→ **GOAL OF THE EXERCISE**:
Output every record below exactly as it appears.

→ **DATASET EXTRACT**:
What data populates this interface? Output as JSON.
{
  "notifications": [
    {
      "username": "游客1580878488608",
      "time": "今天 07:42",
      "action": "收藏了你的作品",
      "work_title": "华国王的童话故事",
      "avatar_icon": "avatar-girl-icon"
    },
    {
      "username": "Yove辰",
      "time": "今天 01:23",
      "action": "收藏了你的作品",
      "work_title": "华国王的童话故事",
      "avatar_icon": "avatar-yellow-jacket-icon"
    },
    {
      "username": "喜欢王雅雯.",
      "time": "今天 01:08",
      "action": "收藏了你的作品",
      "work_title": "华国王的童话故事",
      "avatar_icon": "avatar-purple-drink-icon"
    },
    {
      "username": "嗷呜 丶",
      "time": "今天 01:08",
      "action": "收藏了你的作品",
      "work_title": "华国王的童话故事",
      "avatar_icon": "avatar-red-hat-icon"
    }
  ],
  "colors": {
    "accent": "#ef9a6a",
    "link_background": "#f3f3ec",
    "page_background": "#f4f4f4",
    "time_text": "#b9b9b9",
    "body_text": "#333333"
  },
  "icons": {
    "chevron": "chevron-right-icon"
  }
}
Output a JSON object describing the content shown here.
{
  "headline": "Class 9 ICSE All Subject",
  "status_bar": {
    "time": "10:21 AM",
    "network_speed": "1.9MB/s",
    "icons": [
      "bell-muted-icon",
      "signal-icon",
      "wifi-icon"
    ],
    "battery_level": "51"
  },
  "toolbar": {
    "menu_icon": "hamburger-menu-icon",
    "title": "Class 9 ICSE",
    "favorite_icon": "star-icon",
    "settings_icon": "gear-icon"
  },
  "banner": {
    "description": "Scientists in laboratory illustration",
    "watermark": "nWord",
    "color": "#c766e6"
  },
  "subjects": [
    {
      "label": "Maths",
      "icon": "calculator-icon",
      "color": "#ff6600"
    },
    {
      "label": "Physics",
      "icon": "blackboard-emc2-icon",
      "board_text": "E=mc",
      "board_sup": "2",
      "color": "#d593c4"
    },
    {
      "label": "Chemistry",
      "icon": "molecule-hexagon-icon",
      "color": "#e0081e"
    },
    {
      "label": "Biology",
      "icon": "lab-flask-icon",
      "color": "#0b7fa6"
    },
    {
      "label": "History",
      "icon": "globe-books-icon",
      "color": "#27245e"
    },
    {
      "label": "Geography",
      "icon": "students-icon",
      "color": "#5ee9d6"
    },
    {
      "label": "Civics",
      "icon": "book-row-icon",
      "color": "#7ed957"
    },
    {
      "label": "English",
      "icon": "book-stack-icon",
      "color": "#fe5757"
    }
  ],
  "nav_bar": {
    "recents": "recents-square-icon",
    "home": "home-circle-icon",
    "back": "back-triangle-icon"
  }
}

→ **COMPLETED EXERCISE**:
What data populates this interface? Output as JSON.
{
  "notifications": [
    {
      "username": "游客1580878488608",
      "time": "今天 07:42",
      "action": "收藏了你的作品",
      "work_title": "华国王的童话故事",
      "avatar_icon": "avatar-girl-icon"
    },
    {
      "username": "Yove辰",
      "time": "今天 01:23",
      "action": "收藏了你的作品",
      "work_title": "华国王的童话故事",
      "avatar_icon": "avatar-yellow-jacket-icon"
    },
    {
      "username": "喜欢王雅雯.",
      "time": "今天 01:08",
      "action": "收藏了你的作品",
      "work_title": "华国王的童话故事",
      "avatar_icon": "avatar-purple-drink-icon"
    },
    {
      "username": "嗷呜 丶",
      "time": "今天 01:08",
      "action": "收藏了你的作品",
      "work_title": "华国王的童话故事",
      "avatar_icon": "avatar-red-hat-icon"
    }
  ],
  "colors": {
    "accent": "#ef9a6a",
    "link_background": "#f3f3ec",
    "page_background": "#f4f4f4",
    "time_text": "#b9b9b9",
    "body_text": "#333333"
  },
  "icons": {
    "chevron": "chevron-right-icon"
  }
}
Output a JSON object describing the content shown here.
{
  "headline": "Class 9 ICSE All Subject",
  "status_bar": {
    "time": "10:21 AM",
    "network_speed": "1.9MB/s",
    "icons": [
      "bell-muted-icon",
      "signal-icon",
      "wifi-icon"
    ],
    "battery_level": "51"
  },
  "toolbar": {
    "menu_icon": "hamburger-menu-icon",
    "title": "Class 9 ICSE",
    "favorite_icon": "star-icon",
    "settings_icon": "gear-icon"
  },
  "banner": {
    "description": "Scientists in laboratory illustration",
    "watermark": "nWord",
    "color": "#c766e6"
  },
  "subjects": [
    {
      "label": "Maths",
      "icon": "calculator-icon",
      "color": "#ff6600"
    },
    {
      "label": "Physics",
      "icon": "blackboard-emc2-icon",
      "board_text": "E=mc",
      "board_sup": "2",
      "color": "#d593c4"
    },
    {
      "label": "Chemistry",
      "icon": "molecule-hexagon-icon",
      "color": "#e0081e"
    },
    {
      "label": "Biology",
      "icon": "lab-flask-icon",
      "color": "#0b7fa6"
    },
    {
      "label": "History",
      "icon": "globe-books-icon",
      "color": "#27245e"
    },
    {
      "label": "Geography",
      "icon": "students-icon",
      "color": "#5ee9d6"
    },
    {
      "label": "Civics",
      "icon": "book-row-icon",
      "color": "#7ed957"
    },
    {
      "label": "English",
      "icon": "book-stack-icon",
      "color": "#fe5757"
    }
  ],
  "nav_bar": {
    "recents": "recents-square-icon",
    "home": "home-circle-icon",
    "back": "back-triangle-icon"
  }
}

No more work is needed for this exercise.